▶ Data extract:
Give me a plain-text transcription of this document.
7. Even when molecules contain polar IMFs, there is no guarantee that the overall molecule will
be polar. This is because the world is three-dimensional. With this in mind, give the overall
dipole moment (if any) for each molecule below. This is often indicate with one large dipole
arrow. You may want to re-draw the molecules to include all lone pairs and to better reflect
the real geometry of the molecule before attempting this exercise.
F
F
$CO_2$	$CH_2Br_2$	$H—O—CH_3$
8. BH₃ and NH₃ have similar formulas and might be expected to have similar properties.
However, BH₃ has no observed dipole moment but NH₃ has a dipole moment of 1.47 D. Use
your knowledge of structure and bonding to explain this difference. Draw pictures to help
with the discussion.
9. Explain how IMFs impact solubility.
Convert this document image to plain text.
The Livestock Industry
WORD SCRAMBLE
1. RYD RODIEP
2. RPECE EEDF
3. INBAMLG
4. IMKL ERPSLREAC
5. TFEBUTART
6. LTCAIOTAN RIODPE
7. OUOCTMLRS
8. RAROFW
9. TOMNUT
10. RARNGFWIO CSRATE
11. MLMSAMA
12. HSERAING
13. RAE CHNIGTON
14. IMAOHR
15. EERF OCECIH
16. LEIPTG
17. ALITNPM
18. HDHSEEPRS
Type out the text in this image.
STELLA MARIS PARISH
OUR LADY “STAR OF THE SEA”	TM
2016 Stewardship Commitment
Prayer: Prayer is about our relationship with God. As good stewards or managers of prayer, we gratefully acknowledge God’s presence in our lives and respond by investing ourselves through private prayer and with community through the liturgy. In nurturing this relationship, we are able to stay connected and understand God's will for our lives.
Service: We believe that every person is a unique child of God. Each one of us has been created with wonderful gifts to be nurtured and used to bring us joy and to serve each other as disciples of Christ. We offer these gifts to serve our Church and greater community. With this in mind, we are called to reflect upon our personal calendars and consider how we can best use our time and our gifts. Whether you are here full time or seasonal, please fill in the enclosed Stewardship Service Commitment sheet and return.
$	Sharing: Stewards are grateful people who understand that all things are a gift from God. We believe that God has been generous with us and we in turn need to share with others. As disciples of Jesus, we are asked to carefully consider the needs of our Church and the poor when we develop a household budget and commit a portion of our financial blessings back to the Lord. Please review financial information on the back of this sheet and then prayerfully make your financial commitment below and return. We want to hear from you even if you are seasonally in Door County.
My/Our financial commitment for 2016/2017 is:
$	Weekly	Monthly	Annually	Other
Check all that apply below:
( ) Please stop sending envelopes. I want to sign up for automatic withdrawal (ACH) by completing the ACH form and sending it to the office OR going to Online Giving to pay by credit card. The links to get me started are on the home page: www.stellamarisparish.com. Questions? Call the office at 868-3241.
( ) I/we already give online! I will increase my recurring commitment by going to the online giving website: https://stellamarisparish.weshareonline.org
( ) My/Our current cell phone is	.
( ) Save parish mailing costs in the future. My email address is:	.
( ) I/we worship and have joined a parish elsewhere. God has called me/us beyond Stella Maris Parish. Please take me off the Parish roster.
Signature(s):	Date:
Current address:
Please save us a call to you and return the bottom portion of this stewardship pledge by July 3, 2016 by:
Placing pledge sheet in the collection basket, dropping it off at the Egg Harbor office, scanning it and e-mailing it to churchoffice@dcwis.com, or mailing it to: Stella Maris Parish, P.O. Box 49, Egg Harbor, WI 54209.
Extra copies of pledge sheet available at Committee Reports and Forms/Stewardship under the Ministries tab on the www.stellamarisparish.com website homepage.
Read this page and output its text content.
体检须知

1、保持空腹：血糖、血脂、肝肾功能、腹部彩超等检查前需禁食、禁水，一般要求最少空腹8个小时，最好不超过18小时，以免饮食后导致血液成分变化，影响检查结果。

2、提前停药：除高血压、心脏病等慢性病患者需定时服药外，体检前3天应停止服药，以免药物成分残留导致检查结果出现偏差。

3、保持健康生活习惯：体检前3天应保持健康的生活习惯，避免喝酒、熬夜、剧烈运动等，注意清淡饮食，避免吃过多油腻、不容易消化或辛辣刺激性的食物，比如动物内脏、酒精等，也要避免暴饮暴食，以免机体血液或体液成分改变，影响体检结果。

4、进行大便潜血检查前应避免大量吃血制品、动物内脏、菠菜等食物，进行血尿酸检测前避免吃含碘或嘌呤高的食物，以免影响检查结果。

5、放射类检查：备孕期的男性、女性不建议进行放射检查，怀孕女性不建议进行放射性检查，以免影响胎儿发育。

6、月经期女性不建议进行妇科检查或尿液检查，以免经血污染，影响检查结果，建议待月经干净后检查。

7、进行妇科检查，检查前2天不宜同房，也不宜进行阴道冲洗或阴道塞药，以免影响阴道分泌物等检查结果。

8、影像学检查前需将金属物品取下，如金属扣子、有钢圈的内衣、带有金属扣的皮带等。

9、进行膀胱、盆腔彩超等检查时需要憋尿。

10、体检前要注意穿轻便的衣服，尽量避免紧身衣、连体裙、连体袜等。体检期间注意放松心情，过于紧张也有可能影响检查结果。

▶ Stated exercise: Only the number is wanted: how many lines above include the word "your"?

▶ Solution to this problem: 2